Data listing
--- Start ---

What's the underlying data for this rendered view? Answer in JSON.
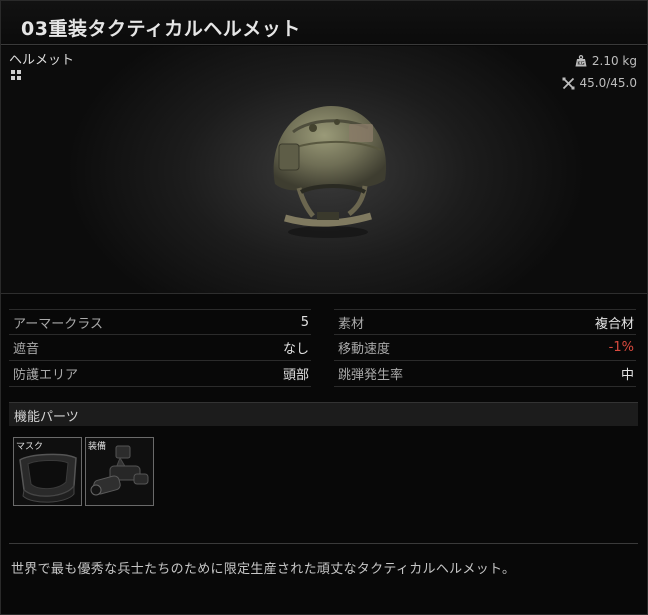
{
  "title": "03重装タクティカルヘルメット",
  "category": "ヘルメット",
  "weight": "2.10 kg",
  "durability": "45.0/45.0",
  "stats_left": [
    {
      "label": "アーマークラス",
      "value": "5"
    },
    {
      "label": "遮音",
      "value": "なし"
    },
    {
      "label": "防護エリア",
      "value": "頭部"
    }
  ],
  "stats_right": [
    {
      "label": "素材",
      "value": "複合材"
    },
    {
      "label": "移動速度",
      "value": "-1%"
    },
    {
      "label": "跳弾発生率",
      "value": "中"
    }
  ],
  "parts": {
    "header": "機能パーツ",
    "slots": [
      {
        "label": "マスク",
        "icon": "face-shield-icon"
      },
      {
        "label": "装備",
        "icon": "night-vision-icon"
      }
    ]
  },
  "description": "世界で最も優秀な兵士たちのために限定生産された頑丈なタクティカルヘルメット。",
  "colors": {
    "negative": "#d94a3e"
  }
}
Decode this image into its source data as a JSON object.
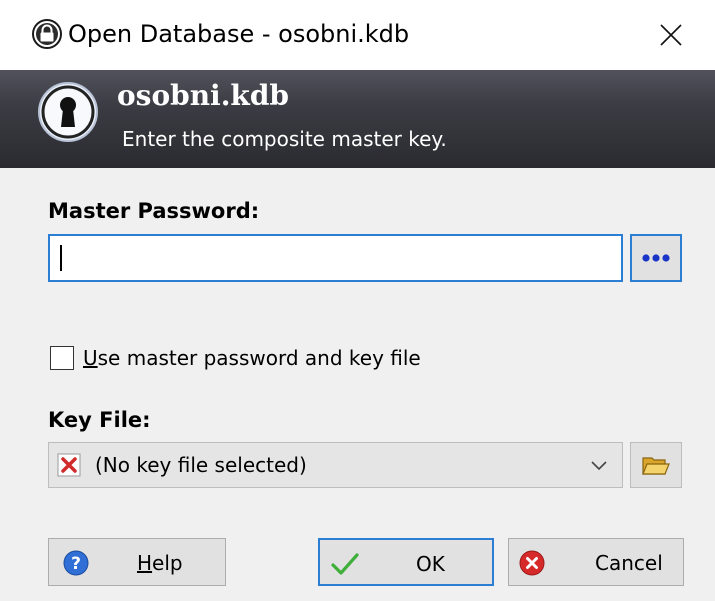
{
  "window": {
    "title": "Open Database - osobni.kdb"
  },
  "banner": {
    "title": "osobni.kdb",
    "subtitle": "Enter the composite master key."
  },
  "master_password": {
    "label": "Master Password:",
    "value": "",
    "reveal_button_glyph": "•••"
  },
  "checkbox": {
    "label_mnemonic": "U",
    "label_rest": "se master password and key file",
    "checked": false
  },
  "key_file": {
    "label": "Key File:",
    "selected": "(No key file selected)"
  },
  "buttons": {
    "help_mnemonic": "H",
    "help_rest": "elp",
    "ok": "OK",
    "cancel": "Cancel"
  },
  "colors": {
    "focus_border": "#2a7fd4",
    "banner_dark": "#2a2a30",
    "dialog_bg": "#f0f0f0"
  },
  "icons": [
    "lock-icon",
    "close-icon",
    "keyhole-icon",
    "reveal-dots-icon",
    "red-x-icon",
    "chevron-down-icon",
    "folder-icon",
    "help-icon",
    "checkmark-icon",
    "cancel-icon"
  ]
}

--- End ---

### WHAT IS BEING ASKED
Print each of the records above exactly as written, leaving no picture in the copy.

### CORRECT RESULT
What's the underlying data for this rendered view? Answer in JSON.
{
  "title": "03重装タクティカルヘルメット",
  "category": "ヘルメット",
  "weight": "2.10 kg",
  "durability": "45.0/45.0",
  "stats_left": [
    {
      "label": "アーマークラス",
      "value": "5"
    },
    {
      "label": "遮音",
      "value": "なし"
    },
    {
      "label": "防護エリア",
      "value": "頭部"
    }
  ],
  "stats_right": [
    {
      "label": "素材",
      "value": "複合材"
    },
    {
      "label": "移動速度",
      "value": "-1%"
    },
    {
      "label": "跳弾発生率",
      "value": "中"
    }
  ],
  "parts": {
    "header": "機能パーツ",
    "slots": [
      {
        "label": "マスク",
        "icon": "face-shield-icon"
      },
      {
        "label": "装備",
        "icon": "night-vision-icon"
      }
    ]
  },
  "description": "世界で最も優秀な兵士たちのために限定生産された頑丈なタクティカルヘルメット。",
  "colors": {
    "negative": "#d94a3e"
  }
}
Decode this image into its source data as a JSON object.
{
  "window": {
    "title": "Open Database - osobni.kdb"
  },
  "banner": {
    "title": "osobni.kdb",
    "subtitle": "Enter the composite master key."
  },
  "master_password": {
    "label": "Master Password:",
    "value": "",
    "reveal_button_glyph": "•••"
  },
  "checkbox": {
    "label_mnemonic": "U",
    "label_rest": "se master password and key file",
    "checked": false
  },
  "key_file": {
    "label": "Key File:",
    "selected": "(No key file selected)"
  },
  "buttons": {
    "help_mnemonic": "H",
    "help_rest": "elp",
    "ok": "OK",
    "cancel": "Cancel"
  },
  "colors": {
    "focus_border": "#2a7fd4",
    "banner_dark": "#2a2a30",
    "dialog_bg": "#f0f0f0"
  },
  "icons": [
    "lock-icon",
    "close-icon",
    "keyhole-icon",
    "reveal-dots-icon",
    "red-x-icon",
    "chevron-down-icon",
    "folder-icon",
    "help-icon",
    "checkmark-icon",
    "cancel-icon"
  ]
}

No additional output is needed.